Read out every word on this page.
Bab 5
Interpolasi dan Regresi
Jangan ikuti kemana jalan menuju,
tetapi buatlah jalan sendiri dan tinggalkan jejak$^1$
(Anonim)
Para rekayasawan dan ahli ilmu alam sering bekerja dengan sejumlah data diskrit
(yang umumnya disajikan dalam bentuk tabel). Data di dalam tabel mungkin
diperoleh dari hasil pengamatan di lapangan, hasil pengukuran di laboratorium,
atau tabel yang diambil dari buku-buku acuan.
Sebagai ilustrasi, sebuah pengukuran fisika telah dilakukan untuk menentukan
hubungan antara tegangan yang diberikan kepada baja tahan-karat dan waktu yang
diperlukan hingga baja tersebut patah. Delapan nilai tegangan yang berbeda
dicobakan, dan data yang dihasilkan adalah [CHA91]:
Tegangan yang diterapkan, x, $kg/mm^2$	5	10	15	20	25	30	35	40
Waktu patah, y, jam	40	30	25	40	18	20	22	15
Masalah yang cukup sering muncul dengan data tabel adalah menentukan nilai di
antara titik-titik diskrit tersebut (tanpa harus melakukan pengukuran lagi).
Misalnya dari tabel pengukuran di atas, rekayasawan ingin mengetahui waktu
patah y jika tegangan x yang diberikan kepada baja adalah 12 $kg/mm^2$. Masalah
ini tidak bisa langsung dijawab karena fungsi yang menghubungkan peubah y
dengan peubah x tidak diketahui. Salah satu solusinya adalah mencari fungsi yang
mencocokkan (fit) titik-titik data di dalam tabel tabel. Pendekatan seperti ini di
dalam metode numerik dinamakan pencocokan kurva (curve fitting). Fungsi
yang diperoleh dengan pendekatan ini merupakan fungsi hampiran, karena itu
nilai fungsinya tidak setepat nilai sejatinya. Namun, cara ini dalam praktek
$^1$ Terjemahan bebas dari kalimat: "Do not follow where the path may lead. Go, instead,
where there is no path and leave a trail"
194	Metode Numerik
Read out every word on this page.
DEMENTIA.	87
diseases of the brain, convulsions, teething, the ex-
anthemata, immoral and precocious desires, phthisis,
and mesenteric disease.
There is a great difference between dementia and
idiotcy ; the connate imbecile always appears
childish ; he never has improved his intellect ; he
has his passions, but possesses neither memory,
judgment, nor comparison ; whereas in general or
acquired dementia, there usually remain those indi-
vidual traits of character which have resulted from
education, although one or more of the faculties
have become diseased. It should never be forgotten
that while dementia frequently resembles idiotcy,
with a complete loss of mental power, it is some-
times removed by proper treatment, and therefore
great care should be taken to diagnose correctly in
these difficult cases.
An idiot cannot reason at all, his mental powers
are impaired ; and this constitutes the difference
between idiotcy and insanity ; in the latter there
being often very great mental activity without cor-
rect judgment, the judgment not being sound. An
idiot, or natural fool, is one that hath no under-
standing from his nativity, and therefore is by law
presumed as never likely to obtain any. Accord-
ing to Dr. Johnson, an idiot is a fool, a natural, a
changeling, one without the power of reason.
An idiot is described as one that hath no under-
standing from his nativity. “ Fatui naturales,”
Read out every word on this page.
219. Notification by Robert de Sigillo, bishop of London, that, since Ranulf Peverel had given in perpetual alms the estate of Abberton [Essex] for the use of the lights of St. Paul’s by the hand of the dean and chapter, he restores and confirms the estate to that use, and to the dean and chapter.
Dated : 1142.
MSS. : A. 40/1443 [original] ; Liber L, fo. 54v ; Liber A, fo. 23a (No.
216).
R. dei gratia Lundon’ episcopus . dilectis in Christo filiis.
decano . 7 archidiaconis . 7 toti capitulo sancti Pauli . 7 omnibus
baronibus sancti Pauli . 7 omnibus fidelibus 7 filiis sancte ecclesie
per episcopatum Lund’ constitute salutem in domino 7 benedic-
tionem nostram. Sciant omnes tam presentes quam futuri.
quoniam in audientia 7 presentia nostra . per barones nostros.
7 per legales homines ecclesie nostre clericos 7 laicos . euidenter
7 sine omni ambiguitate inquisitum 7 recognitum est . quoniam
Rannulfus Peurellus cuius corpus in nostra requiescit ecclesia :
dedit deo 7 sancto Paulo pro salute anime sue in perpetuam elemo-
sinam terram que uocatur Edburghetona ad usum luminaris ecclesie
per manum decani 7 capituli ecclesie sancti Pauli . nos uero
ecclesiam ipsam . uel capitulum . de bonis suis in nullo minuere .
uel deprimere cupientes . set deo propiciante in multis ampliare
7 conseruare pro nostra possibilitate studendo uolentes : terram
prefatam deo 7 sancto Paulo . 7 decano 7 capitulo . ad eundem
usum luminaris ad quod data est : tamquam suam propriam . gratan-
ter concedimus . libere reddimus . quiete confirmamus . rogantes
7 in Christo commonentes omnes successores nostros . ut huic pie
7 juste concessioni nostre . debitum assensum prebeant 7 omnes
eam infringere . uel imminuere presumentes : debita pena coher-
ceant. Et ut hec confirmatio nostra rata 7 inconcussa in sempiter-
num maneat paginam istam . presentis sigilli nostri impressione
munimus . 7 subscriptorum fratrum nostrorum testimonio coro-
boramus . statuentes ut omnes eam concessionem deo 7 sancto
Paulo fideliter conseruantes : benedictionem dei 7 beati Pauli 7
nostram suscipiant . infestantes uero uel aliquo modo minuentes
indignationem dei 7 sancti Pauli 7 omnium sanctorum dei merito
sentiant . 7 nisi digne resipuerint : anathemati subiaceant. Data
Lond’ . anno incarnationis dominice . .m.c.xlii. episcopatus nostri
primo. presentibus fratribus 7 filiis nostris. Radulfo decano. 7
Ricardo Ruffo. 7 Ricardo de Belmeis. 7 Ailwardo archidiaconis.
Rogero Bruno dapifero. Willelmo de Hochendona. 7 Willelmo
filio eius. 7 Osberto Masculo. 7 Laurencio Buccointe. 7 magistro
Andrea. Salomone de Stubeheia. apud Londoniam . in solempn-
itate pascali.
========================================================================
* WHAT IS NEEDED
Above are some records; repeat all of them exactly.

* RESULT FOR THIS TASK
Read out every word on this page.
Bab 5
Interpolasi dan Regresi
Jangan ikuti kemana jalan menuju,
tetapi buatlah jalan sendiri dan tinggalkan jejak$^1$
(Anonim)
Para rekayasawan dan ahli ilmu alam sering bekerja dengan sejumlah data diskrit
(yang umumnya disajikan dalam bentuk tabel). Data di dalam tabel mungkin
diperoleh dari hasil pengamatan di lapangan, hasil pengukuran di laboratorium,
atau tabel yang diambil dari buku-buku acuan.
Sebagai ilustrasi, sebuah pengukuran fisika telah dilakukan untuk menentukan
hubungan antara tegangan yang diberikan kepada baja tahan-karat dan waktu yang
diperlukan hingga baja tersebut patah. Delapan nilai tegangan yang berbeda
dicobakan, dan data yang dihasilkan adalah [CHA91]:
Tegangan yang diterapkan, x, $kg/mm^2$	5	10	15	20	25	30	35	40
Waktu patah, y, jam	40	30	25	40	18	20	22	15
Masalah yang cukup sering muncul dengan data tabel adalah menentukan nilai di
antara titik-titik diskrit tersebut (tanpa harus melakukan pengukuran lagi).
Misalnya dari tabel pengukuran di atas, rekayasawan ingin mengetahui waktu
patah y jika tegangan x yang diberikan kepada baja adalah 12 $kg/mm^2$. Masalah
ini tidak bisa langsung dijawab karena fungsi yang menghubungkan peubah y
dengan peubah x tidak diketahui. Salah satu solusinya adalah mencari fungsi yang
mencocokkan (fit) titik-titik data di dalam tabel tabel. Pendekatan seperti ini di
dalam metode numerik dinamakan pencocokan kurva (curve fitting). Fungsi
yang diperoleh dengan pendekatan ini merupakan fungsi hampiran, karena itu
nilai fungsinya tidak setepat nilai sejatinya. Namun, cara ini dalam praktek
$^1$ Terjemahan bebas dari kalimat: "Do not follow where the path may lead. Go, instead,
where there is no path and leave a trail"
194	Metode Numerik
Read out every word on this page.
DEMENTIA.	87
diseases of the brain, convulsions, teething, the ex-
anthemata, immoral and precocious desires, phthisis,
and mesenteric disease.
There is a great difference between dementia and
idiotcy ; the connate imbecile always appears
childish ; he never has improved his intellect ; he
has his passions, but possesses neither memory,
judgment, nor comparison ; whereas in general or
acquired dementia, there usually remain those indi-
vidual traits of character which have resulted from
education, although one or more of the faculties
have become diseased. It should never be forgotten
that while dementia frequently resembles idiotcy,
with a complete loss of mental power, it is some-
times removed by proper treatment, and therefore
great care should be taken to diagnose correctly in
these difficult cases.
An idiot cannot reason at all, his mental powers
are impaired ; and this constitutes the difference
between idiotcy and insanity ; in the latter there
being often very great mental activity without cor-
rect judgment, the judgment not being sound. An
idiot, or natural fool, is one that hath no under-
standing from his nativity, and therefore is by law
presumed as never likely to obtain any. Accord-
ing to Dr. Johnson, an idiot is a fool, a natural, a
changeling, one without the power of reason.
An idiot is described as one that hath no under-
standing from his nativity. “ Fatui naturales,”
Read out every word on this page.
219. Notification by Robert de Sigillo, bishop of London, that, since Ranulf Peverel had given in perpetual alms the estate of Abberton [Essex] for the use of the lights of St. Paul’s by the hand of the dean and chapter, he restores and confirms the estate to that use, and to the dean and chapter.
Dated : 1142.
MSS. : A. 40/1443 [original] ; Liber L, fo. 54v ; Liber A, fo. 23a (No.
216).
R. dei gratia Lundon’ episcopus . dilectis in Christo filiis.
decano . 7 archidiaconis . 7 toti capitulo sancti Pauli . 7 omnibus
baronibus sancti Pauli . 7 omnibus fidelibus 7 filiis sancte ecclesie
per episcopatum Lund’ constitute salutem in domino 7 benedic-
tionem nostram. Sciant omnes tam presentes quam futuri.
quoniam in audientia 7 presentia nostra . per barones nostros.
7 per legales homines ecclesie nostre clericos 7 laicos . euidenter
7 sine omni ambiguitate inquisitum 7 recognitum est . quoniam
Rannulfus Peurellus cuius corpus in nostra requiescit ecclesia :
dedit deo 7 sancto Paulo pro salute anime sue in perpetuam elemo-
sinam terram que uocatur Edburghetona ad usum luminaris ecclesie
per manum decani 7 capituli ecclesie sancti Pauli . nos uero
ecclesiam ipsam . uel capitulum . de bonis suis in nullo minuere .
uel deprimere cupientes . set deo propiciante in multis ampliare
7 conseruare pro nostra possibilitate studendo uolentes : terram
prefatam deo 7 sancto Paulo . 7 decano 7 capitulo . ad eundem
usum luminaris ad quod data est : tamquam suam propriam . gratan-
ter concedimus . libere reddimus . quiete confirmamus . rogantes
7 in Christo commonentes omnes successores nostros . ut huic pie
7 juste concessioni nostre . debitum assensum prebeant 7 omnes
eam infringere . uel imminuere presumentes : debita pena coher-
ceant. Et ut hec confirmatio nostra rata 7 inconcussa in sempiter-
num maneat paginam istam . presentis sigilli nostri impressione
munimus . 7 subscriptorum fratrum nostrorum testimonio coro-
boramus . statuentes ut omnes eam concessionem deo 7 sancto
Paulo fideliter conseruantes : benedictionem dei 7 beati Pauli 7
nostram suscipiant . infestantes uero uel aliquo modo minuentes
indignationem dei 7 sancti Pauli 7 omnium sanctorum dei merito
sentiant . 7 nisi digne resipuerint : anathemati subiaceant. Data
Lond’ . anno incarnationis dominice . .m.c.xlii. episcopatus nostri
primo. presentibus fratribus 7 filiis nostris. Radulfo decano. 7
Ricardo Ruffo. 7 Ricardo de Belmeis. 7 Ailwardo archidiaconis.
Rogero Bruno dapifero. Willelmo de Hochendona. 7 Willelmo
filio eius. 7 Osberto Masculo. 7 Laurencio Buccointe. 7 magistro
Andrea. Salomone de Stubeheia. apud Londoniam . in solempn-
itate pascali.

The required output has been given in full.